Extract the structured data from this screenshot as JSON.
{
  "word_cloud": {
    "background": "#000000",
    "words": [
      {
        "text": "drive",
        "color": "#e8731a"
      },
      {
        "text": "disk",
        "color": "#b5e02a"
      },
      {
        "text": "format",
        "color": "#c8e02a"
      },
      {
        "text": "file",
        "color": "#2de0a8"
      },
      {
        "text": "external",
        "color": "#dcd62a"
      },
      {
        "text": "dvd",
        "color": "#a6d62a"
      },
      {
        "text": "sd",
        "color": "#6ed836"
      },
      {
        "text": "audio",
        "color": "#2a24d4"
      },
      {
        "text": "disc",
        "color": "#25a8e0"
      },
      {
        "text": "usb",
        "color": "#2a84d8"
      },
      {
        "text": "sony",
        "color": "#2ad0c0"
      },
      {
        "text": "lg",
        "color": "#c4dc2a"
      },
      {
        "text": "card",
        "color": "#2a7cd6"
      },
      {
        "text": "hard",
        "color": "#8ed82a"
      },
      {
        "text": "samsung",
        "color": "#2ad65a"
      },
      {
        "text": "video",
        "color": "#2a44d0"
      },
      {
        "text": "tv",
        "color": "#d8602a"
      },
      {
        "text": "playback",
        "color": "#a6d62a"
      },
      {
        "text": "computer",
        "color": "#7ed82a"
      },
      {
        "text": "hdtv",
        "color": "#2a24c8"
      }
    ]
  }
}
——
**What the task asks**.
Faithfully copy every entry, leaving nothing out.

**Solution**.
Extract the structured data from this screenshot as JSON.
{
  "word_cloud": {
    "background": "#000000",
    "words": [
      {
        "text": "drive",
        "color": "#e8731a"
      },
      {
        "text": "disk",
        "color": "#b5e02a"
      },
      {
        "text": "format",
        "color": "#c8e02a"
      },
      {
        "text": "file",
        "color": "#2de0a8"
      },
      {
        "text": "external",
        "color": "#dcd62a"
      },
      {
        "text": "dvd",
        "color": "#a6d62a"
      },
      {
        "text": "sd",
        "color": "#6ed836"
      },
      {
        "text": "audio",
        "color": "#2a24d4"
      },
      {
        "text": "disc",
        "color": "#25a8e0"
      },
      {
        "text": "usb",
        "color": "#2a84d8"
      },
      {
        "text": "sony",
        "color": "#2ad0c0"
      },
      {
        "text": "lg",
        "color": "#c4dc2a"
      },
      {
        "text": "card",
        "color": "#2a7cd6"
      },
      {
        "text": "hard",
        "color": "#8ed82a"
      },
      {
        "text": "samsung",
        "color": "#2ad65a"
      },
      {
        "text": "video",
        "color": "#2a44d0"
      },
      {
        "text": "tv",
        "color": "#d8602a"
      },
      {
        "text": "playback",
        "color": "#a6d62a"
      },
      {
        "text": "computer",
        "color": "#7ed82a"
      },
      {
        "text": "hdtv",
        "color": "#2a24c8"
      }
    ]
  }
}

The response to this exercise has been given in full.